> Exercise materials
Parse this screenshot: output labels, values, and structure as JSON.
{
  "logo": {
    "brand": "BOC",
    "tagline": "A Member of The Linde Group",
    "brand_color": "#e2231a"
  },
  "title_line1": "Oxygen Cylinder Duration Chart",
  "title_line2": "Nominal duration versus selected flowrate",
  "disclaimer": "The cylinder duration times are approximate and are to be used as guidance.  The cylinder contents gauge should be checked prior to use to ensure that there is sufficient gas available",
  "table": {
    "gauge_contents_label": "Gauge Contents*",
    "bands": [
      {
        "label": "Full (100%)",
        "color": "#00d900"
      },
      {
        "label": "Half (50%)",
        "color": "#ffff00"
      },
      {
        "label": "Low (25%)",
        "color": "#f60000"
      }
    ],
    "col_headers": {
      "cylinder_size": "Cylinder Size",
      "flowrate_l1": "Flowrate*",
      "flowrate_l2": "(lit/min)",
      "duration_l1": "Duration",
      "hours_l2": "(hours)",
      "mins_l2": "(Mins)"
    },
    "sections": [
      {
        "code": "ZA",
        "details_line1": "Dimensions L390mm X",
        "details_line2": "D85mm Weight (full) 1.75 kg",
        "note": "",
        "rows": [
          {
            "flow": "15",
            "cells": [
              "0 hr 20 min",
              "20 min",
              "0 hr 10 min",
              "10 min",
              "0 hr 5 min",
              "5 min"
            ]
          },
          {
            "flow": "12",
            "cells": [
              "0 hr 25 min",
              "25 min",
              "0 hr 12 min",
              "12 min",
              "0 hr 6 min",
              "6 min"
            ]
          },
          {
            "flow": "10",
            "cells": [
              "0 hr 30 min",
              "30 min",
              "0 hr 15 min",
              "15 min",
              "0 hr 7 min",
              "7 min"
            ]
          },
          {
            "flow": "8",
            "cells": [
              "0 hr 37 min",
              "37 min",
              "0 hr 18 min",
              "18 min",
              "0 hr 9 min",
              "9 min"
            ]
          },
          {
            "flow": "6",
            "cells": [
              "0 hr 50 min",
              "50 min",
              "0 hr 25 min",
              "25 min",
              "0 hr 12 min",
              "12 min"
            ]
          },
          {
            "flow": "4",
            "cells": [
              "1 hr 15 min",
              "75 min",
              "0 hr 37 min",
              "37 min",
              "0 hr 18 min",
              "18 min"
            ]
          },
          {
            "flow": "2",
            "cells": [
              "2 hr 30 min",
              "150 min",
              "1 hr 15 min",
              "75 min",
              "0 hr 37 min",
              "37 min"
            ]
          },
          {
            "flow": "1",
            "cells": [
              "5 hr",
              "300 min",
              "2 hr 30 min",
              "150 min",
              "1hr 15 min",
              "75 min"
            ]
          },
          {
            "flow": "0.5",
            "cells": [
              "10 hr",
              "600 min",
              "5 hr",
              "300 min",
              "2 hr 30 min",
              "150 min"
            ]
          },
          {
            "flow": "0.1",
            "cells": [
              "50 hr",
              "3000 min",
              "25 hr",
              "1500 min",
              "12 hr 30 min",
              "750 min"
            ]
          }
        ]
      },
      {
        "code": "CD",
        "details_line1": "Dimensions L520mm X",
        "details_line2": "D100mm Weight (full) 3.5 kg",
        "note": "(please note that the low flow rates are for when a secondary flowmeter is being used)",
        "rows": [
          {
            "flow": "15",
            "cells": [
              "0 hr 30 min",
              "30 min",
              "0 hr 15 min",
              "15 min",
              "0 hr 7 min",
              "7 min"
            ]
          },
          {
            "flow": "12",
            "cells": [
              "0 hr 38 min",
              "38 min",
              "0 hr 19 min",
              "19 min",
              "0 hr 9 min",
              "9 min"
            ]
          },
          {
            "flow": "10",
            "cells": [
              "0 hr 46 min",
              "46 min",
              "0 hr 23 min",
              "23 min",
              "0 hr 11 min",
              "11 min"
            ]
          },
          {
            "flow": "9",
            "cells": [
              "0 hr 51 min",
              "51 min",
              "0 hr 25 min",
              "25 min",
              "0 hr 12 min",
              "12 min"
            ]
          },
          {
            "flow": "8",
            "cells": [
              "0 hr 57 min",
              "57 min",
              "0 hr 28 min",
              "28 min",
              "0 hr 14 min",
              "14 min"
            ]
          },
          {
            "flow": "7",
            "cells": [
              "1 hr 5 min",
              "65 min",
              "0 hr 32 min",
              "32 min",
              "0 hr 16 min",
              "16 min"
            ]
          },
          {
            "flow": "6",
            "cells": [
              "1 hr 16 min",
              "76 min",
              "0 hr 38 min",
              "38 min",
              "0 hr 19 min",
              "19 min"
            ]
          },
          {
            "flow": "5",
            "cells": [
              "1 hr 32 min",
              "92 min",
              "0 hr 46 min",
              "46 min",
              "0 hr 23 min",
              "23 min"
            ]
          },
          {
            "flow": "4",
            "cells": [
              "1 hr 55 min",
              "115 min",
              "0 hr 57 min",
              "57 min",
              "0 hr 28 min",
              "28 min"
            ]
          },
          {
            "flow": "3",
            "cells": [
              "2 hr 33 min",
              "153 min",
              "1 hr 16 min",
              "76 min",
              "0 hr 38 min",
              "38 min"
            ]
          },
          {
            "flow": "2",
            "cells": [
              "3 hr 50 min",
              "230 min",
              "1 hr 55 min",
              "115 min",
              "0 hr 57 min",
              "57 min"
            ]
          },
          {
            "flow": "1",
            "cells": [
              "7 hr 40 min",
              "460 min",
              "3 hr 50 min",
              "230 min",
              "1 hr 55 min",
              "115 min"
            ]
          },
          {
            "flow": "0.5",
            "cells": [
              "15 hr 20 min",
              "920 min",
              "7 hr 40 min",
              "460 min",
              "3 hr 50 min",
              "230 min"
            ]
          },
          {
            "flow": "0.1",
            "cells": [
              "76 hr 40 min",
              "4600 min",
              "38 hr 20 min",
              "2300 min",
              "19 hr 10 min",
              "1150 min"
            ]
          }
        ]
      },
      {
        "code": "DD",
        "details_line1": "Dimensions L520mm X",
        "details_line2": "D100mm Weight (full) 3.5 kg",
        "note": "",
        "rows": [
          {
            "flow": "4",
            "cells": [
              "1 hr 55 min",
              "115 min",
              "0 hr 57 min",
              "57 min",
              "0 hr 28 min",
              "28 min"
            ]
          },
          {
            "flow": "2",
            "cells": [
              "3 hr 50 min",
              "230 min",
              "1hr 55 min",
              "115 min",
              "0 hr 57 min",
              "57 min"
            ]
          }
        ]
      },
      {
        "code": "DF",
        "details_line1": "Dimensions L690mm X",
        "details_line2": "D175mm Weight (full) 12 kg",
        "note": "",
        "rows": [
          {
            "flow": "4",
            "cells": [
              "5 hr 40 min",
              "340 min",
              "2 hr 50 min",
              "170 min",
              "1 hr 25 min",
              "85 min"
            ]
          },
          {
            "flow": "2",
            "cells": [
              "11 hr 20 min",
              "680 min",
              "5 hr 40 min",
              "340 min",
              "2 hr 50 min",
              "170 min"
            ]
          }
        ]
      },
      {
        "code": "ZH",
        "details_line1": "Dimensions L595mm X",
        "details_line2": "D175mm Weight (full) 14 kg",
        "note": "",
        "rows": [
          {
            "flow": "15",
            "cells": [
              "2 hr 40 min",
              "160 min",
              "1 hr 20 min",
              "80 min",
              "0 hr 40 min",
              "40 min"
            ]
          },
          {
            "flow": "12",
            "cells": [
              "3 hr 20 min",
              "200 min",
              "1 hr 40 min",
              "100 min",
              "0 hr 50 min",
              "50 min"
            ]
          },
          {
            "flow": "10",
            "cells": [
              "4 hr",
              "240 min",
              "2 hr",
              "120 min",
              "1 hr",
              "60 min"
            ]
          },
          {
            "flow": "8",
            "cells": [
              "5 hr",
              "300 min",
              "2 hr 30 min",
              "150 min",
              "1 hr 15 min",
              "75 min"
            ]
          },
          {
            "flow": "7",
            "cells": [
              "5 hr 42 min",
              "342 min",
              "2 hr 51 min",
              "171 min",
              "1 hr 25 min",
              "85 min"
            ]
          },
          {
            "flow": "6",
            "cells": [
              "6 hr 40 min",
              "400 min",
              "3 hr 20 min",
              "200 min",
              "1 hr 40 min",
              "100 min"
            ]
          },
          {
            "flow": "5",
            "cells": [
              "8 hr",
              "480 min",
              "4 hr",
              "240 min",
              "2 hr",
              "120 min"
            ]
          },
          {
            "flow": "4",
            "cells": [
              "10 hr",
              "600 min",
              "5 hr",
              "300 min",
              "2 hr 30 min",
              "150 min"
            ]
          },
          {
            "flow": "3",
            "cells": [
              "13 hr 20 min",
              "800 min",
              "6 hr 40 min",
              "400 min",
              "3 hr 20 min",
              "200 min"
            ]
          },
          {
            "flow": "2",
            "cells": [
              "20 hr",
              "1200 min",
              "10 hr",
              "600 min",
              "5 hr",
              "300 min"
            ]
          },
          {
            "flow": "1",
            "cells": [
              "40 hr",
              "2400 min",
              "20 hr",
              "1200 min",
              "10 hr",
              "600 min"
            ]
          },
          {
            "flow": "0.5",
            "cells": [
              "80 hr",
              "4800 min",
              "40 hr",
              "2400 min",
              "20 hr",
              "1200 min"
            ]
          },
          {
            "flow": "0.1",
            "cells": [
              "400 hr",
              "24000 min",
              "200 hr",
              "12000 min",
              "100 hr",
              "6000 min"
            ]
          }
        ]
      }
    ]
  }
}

> Task
Using the entries above, return each line in which the word "that" occurs.

> Result
  "disclaimer": "The cylinder duration times are approximate and are to be used as guidance.  The cylinder contents gauge should be checked prior to use to ensure that there is sufficient gas available",
        "note": "(please note that the low flow rates are for when a secondary flowmeter is being used)",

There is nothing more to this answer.